§ **Exercise objective**: What is the number of lines containing the word "this"? Give that number alone.

::::

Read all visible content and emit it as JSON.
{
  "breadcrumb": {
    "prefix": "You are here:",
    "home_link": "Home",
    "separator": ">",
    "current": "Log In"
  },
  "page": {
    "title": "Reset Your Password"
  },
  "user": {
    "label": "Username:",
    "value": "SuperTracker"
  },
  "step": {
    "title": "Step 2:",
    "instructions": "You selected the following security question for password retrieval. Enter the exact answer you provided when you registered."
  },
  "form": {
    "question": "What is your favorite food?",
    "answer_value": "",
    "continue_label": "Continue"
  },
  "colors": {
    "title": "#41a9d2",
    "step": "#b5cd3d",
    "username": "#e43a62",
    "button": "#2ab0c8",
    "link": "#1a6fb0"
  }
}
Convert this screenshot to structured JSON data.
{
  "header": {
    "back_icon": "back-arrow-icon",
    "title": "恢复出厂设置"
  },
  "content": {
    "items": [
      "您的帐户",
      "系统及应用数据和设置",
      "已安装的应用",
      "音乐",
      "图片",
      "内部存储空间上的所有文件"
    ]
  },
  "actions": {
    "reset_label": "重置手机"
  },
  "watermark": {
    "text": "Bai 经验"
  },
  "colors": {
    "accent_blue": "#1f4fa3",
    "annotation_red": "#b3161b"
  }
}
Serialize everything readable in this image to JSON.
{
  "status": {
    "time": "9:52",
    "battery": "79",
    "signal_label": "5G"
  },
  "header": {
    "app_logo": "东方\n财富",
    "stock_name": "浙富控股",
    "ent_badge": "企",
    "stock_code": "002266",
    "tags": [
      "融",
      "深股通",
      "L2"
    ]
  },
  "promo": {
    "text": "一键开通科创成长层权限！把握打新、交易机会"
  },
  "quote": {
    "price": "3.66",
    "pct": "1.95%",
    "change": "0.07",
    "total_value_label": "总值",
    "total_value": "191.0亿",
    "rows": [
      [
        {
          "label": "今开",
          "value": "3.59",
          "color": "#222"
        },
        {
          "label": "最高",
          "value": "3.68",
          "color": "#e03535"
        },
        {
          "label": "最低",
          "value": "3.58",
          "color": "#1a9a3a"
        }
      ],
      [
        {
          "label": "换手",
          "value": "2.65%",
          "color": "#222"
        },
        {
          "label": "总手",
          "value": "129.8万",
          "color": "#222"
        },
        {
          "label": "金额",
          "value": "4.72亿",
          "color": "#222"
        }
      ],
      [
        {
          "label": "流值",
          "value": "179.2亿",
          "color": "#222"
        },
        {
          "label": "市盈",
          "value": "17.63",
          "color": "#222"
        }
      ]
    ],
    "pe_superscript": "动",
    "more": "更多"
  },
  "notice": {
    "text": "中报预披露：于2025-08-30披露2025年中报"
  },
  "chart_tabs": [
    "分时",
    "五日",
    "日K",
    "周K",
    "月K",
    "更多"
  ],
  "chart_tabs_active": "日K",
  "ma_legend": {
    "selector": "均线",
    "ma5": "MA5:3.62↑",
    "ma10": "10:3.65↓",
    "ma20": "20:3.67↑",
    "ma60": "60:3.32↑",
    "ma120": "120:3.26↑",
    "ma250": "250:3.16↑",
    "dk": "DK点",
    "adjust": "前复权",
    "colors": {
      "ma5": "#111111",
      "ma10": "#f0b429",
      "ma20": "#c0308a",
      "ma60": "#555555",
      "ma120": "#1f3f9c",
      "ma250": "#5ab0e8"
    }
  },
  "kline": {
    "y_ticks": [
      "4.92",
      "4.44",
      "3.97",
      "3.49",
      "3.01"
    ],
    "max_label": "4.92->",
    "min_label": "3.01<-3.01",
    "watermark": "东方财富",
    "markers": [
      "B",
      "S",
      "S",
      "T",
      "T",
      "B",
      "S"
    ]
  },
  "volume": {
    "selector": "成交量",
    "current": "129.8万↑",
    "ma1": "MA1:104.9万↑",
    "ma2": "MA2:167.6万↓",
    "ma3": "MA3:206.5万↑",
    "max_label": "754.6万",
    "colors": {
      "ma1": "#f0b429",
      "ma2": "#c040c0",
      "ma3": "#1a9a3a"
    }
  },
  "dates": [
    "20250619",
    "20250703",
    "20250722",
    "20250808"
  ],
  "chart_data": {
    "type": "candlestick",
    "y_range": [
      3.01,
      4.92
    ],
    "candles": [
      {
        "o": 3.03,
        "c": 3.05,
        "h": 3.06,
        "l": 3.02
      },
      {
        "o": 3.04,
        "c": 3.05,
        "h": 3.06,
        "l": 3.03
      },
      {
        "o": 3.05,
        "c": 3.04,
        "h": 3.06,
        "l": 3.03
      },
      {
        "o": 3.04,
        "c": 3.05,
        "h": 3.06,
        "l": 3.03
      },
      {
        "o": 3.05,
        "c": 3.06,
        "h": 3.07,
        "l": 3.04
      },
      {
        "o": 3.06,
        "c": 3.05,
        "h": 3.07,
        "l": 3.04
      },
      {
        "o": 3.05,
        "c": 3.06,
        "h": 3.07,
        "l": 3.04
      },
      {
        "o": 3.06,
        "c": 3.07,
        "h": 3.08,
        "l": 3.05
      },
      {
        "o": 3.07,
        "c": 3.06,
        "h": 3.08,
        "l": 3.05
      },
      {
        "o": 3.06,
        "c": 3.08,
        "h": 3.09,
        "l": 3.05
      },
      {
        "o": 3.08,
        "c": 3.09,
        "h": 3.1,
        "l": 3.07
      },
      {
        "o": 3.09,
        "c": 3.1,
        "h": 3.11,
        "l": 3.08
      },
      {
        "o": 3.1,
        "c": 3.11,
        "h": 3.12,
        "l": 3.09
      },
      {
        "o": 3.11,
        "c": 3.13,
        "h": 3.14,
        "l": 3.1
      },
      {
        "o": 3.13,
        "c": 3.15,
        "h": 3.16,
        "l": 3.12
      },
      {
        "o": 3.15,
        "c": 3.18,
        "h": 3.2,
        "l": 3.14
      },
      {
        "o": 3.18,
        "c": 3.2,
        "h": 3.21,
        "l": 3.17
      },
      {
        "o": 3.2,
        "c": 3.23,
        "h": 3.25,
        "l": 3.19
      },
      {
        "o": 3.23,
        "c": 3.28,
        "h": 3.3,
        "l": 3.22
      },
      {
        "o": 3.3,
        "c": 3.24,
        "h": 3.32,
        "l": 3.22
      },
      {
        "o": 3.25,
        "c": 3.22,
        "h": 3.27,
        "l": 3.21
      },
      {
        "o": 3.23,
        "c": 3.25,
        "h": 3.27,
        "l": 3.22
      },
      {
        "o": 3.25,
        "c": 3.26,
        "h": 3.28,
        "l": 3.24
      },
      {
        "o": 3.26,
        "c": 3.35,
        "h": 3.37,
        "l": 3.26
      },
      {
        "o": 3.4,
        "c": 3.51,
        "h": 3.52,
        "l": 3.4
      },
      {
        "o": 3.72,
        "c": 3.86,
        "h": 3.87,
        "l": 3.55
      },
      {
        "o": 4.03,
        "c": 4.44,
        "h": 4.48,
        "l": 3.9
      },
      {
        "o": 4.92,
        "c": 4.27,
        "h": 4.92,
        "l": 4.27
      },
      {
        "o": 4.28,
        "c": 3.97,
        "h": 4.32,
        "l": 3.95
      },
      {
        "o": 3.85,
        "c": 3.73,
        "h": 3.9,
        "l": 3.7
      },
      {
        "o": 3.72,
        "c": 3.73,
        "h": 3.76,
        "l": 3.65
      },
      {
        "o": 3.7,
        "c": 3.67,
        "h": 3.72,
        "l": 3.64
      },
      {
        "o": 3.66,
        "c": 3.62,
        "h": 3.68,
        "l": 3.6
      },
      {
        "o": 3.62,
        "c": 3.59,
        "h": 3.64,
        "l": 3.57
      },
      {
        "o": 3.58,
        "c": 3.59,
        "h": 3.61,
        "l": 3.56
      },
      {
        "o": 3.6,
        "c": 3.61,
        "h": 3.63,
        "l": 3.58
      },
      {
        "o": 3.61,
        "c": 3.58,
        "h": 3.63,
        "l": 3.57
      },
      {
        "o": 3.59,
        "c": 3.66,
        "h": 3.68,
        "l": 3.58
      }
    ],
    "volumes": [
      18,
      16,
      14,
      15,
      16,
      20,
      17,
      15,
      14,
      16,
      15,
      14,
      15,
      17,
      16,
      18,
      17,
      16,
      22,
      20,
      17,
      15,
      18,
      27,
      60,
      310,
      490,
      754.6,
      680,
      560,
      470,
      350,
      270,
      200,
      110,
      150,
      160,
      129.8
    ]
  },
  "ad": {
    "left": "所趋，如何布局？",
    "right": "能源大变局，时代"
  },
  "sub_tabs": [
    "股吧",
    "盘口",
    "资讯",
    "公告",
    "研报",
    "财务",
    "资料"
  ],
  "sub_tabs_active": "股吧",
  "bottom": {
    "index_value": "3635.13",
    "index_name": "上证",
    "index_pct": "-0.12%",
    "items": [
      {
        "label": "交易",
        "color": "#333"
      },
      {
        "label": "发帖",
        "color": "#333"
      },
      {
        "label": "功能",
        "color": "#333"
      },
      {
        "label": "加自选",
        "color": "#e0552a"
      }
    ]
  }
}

::::

§ **Task response**: 2